Output the material beneath exactly, leaving nothing out.

#### INPUT MATERIAL
Start

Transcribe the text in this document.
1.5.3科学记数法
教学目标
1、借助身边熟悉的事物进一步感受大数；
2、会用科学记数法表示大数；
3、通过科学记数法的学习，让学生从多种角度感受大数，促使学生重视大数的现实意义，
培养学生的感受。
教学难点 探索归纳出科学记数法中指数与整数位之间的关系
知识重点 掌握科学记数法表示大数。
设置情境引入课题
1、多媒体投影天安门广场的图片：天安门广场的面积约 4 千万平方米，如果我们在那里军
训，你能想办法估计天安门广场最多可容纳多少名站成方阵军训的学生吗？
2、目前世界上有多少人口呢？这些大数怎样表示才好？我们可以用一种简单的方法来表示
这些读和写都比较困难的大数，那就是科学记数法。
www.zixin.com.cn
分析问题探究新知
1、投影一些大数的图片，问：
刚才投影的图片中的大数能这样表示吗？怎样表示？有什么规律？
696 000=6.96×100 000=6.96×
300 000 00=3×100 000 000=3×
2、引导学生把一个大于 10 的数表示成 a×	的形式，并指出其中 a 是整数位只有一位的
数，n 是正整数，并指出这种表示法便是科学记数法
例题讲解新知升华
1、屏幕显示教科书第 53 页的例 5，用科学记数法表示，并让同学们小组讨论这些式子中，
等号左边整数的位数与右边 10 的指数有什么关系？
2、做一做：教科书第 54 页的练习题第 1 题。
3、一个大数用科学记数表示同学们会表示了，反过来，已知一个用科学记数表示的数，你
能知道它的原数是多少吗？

End

#### SOLVED EXERCISE
Transcribe the text in this document.
1.5.3科学记数法
教学目标
1、借助身边熟悉的事物进一步感受大数；
2、会用科学记数法表示大数；
3、通过科学记数法的学习，让学生从多种角度感受大数，促使学生重视大数的现实意义，
培养学生的感受。
教学难点 探索归纳出科学记数法中指数与整数位之间的关系
知识重点 掌握科学记数法表示大数。
设置情境引入课题
1、多媒体投影天安门广场的图片：天安门广场的面积约 4 千万平方米，如果我们在那里军
训，你能想办法估计天安门广场最多可容纳多少名站成方阵军训的学生吗？
2、目前世界上有多少人口呢？这些大数怎样表示才好？我们可以用一种简单的方法来表示
这些读和写都比较困难的大数，那就是科学记数法。
www.zixin.com.cn
分析问题探究新知
1、投影一些大数的图片，问：
刚才投影的图片中的大数能这样表示吗？怎样表示？有什么规律？
696 000=6.96×100 000=6.96×
300 000 00=3×100 000 000=3×
2、引导学生把一个大于 10 的数表示成 a×	的形式，并指出其中 a 是整数位只有一位的
数，n 是正整数，并指出这种表示法便是科学记数法
例题讲解新知升华
1、屏幕显示教科书第 53 页的例 5，用科学记数法表示，并让同学们小组讨论这些式子中，
等号左边整数的位数与右边 10 的指数有什么关系？
2、做一做：教科书第 54 页的练习题第 1 题。
3、一个大数用科学记数表示同学们会表示了，反过来，已知一个用科学记数表示的数，你
能知道它的原数是多少吗？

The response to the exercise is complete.